* **DATA SECTION**
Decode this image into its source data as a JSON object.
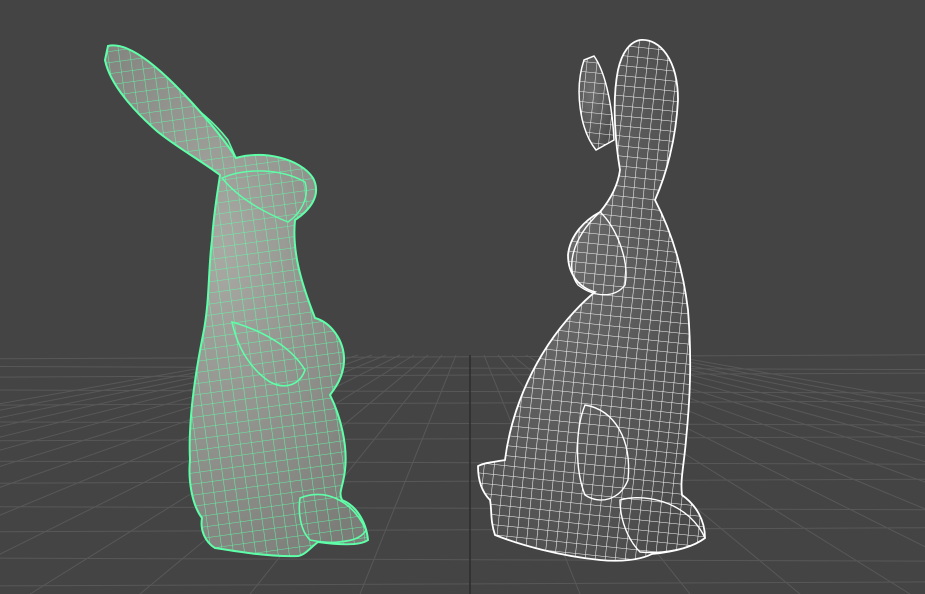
{
  "viewport": {
    "background": "#444444",
    "grid_color": "#585858",
    "grid_center_line_color": "#2e2e2e"
  },
  "objects": [
    {
      "name": "bunny-left",
      "state": "selected",
      "body_color": "#9a9a96",
      "wire_color": "#5effa8"
    },
    {
      "name": "bunny-right",
      "state": "unselected",
      "body_color": "#5a5a5a",
      "wire_color": "#ffffff"
    }
  ]
}
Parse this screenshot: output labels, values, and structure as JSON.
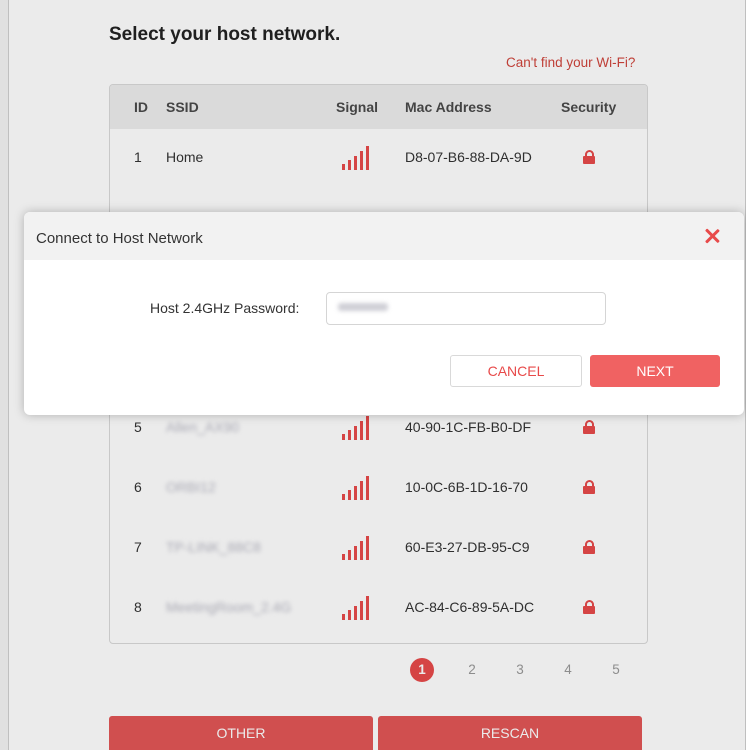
{
  "page": {
    "title": "Select your host network.",
    "cant_find_link": "Can't find your Wi-Fi?"
  },
  "table": {
    "columns": [
      "ID",
      "SSID",
      "Signal",
      "Mac Address",
      "Security"
    ],
    "rows": [
      {
        "id": "1",
        "ssid": "Home",
        "mac": "D8-07-B6-88-DA-9D",
        "signal": 5,
        "secured": true
      },
      {
        "id": "5",
        "ssid": "Allen_AX90",
        "mac": "40-90-1C-FB-B0-DF",
        "signal": 5,
        "secured": true
      },
      {
        "id": "6",
        "ssid": "ORBI12",
        "mac": "10-0C-6B-1D-16-70",
        "signal": 5,
        "secured": true
      },
      {
        "id": "7",
        "ssid": "TP-LINK_88C8",
        "mac": "60-E3-27-DB-95-C9",
        "signal": 5,
        "secured": true
      },
      {
        "id": "8",
        "ssid": "MeetingRoom_2.4G",
        "mac": "AC-84-C6-89-5A-DC",
        "signal": 5,
        "secured": true
      }
    ]
  },
  "pagination": {
    "pages": [
      "1",
      "2",
      "3",
      "4",
      "5"
    ],
    "current": "1"
  },
  "buttons": {
    "other": "OTHER",
    "rescan": "RESCAN"
  },
  "modal": {
    "title": "Connect to Host Network",
    "password_label": "Host 2.4GHz Password:",
    "password_value": "••••••••",
    "cancel": "CANCEL",
    "next": "NEXT"
  },
  "colors": {
    "accent": "#e84a4a",
    "header_bg": "#ededed"
  },
  "icons": {
    "signal": "signal-bars-icon",
    "lock": "lock-icon",
    "close": "close-icon"
  }
}
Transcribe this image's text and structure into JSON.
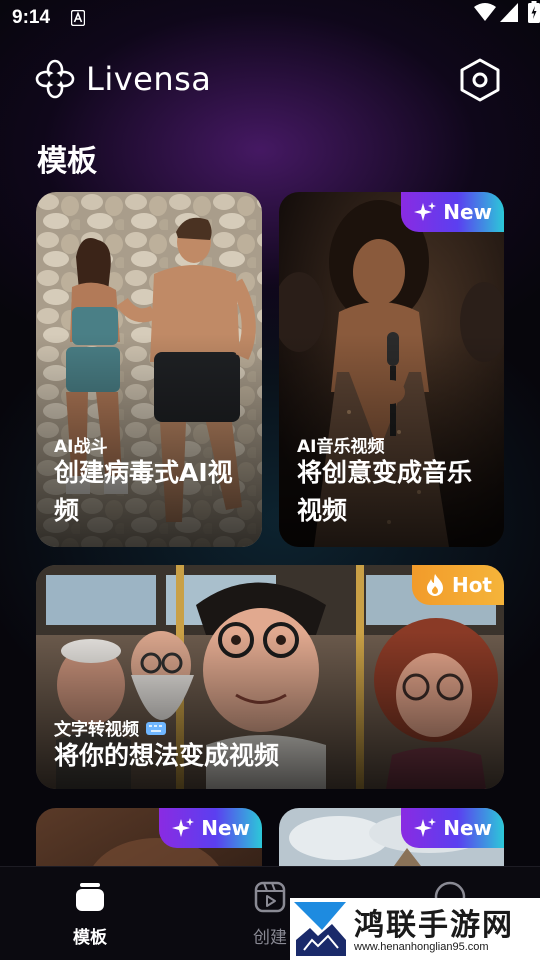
{
  "status_bar": {
    "time": "9:14",
    "icons": [
      "a-notification-icon",
      "wifi-icon",
      "signal-icon",
      "battery-icon"
    ]
  },
  "header": {
    "app_name": "Livensa",
    "logo_icon": "flower-logo-icon",
    "settings_icon": "hexagon-settings-icon"
  },
  "section": {
    "title": "模板"
  },
  "cards": [
    {
      "tag": "AI战斗",
      "title_line1": "创建病毒式AI视",
      "title_line2": "频",
      "badge": ""
    },
    {
      "tag": "AI音乐视频",
      "title_line1": "将创意变成音乐",
      "title_line2": "视频",
      "badge": "New"
    },
    {
      "tag": "文字转视频",
      "title_line1": "将你的想法变成视频",
      "badge": "Hot"
    },
    {
      "badge": "New"
    },
    {
      "badge": "New"
    }
  ],
  "bottom_nav": {
    "items": [
      {
        "label": "模板",
        "icon": "templates-icon",
        "active": true
      },
      {
        "label": "创建",
        "icon": "create-video-icon",
        "active": false
      },
      {
        "label": "",
        "icon": "profile-icon",
        "active": false
      }
    ]
  },
  "watermark": {
    "title": "鸿联手游网",
    "url": "www.henanhonglian95.com"
  },
  "colors": {
    "badge_new_start": "#8a2be2",
    "badge_new_end": "#2cc8d8",
    "badge_hot": "#f5a430",
    "nav_active": "#ffffff",
    "nav_inactive": "#8a8a94"
  }
}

* **TASK PROMPT**
Reproduce all entries without any change, and omit the pictures.

* **THE REPLY**
Decode this image into its source data as a JSON object.
{
  "viewport": {
    "background": "#444444",
    "grid_color": "#585858",
    "grid_center_line_color": "#2e2e2e"
  },
  "objects": [
    {
      "name": "bunny-left",
      "state": "selected",
      "body_color": "#9a9a96",
      "wire_color": "#5effa8"
    },
    {
      "name": "bunny-right",
      "state": "unselected",
      "body_color": "#5a5a5a",
      "wire_color": "#ffffff"
    }
  ]
}
Parse this screenshot: output labels, values, and structure as JSON.
{
  "page": {
    "title": "Select your host network.",
    "cant_find_link": "Can't find your Wi-Fi?"
  },
  "table": {
    "columns": [
      "ID",
      "SSID",
      "Signal",
      "Mac Address",
      "Security"
    ],
    "rows": [
      {
        "id": "1",
        "ssid": "Home",
        "mac": "D8-07-B6-88-DA-9D",
        "signal": 5,
        "secured": true
      },
      {
        "id": "5",
        "ssid": "Allen_AX90",
        "mac": "40-90-1C-FB-B0-DF",
        "signal": 5,
        "secured": true
      },
      {
        "id": "6",
        "ssid": "ORBI12",
        "mac": "10-0C-6B-1D-16-70",
        "signal": 5,
        "secured": true
      },
      {
        "id": "7",
        "ssid": "TP-LINK_88C8",
        "mac": "60-E3-27-DB-95-C9",
        "signal": 5,
        "secured": true
      },
      {
        "id": "8",
        "ssid": "MeetingRoom_2.4G",
        "mac": "AC-84-C6-89-5A-DC",
        "signal": 5,
        "secured": true
      }
    ]
  },
  "pagination": {
    "pages": [
      "1",
      "2",
      "3",
      "4",
      "5"
    ],
    "current": "1"
  },
  "buttons": {
    "other": "OTHER",
    "rescan": "RESCAN"
  },
  "modal": {
    "title": "Connect to Host Network",
    "password_label": "Host 2.4GHz Password:",
    "password_value": "••••••••",
    "cancel": "CANCEL",
    "next": "NEXT"
  },
  "colors": {
    "accent": "#e84a4a",
    "header_bg": "#ededed"
  },
  "icons": {
    "signal": "signal-bars-icon",
    "lock": "lock-icon",
    "close": "close-icon"
  }
}
Transcribe this image's text and structure into JSON.
{
  "status_bar": {
    "time": "9:14",
    "icons": [
      "a-notification-icon",
      "wifi-icon",
      "signal-icon",
      "battery-icon"
    ]
  },
  "header": {
    "app_name": "Livensa",
    "logo_icon": "flower-logo-icon",
    "settings_icon": "hexagon-settings-icon"
  },
  "section": {
    "title": "模板"
  },
  "cards": [
    {
      "tag": "AI战斗",
      "title_line1": "创建病毒式AI视",
      "title_line2": "频",
      "badge": ""
    },
    {
      "tag": "AI音乐视频",
      "title_line1": "将创意变成音乐",
      "title_line2": "视频",
      "badge": "New"
    },
    {
      "tag": "文字转视频",
      "title_line1": "将你的想法变成视频",
      "badge": "Hot"
    },
    {
      "badge": "New"
    },
    {
      "badge": "New"
    }
  ],
  "bottom_nav": {
    "items": [
      {
        "label": "模板",
        "icon": "templates-icon",
        "active": true
      },
      {
        "label": "创建",
        "icon": "create-video-icon",
        "active": false
      },
      {
        "label": "",
        "icon": "profile-icon",
        "active": false
      }
    ]
  },
  "watermark": {
    "title": "鸿联手游网",
    "url": "www.henanhonglian95.com"
  },
  "colors": {
    "badge_new_start": "#8a2be2",
    "badge_new_end": "#2cc8d8",
    "badge_hot": "#f5a430",
    "nav_active": "#ffffff",
    "nav_inactive": "#8a8a94"
  }
}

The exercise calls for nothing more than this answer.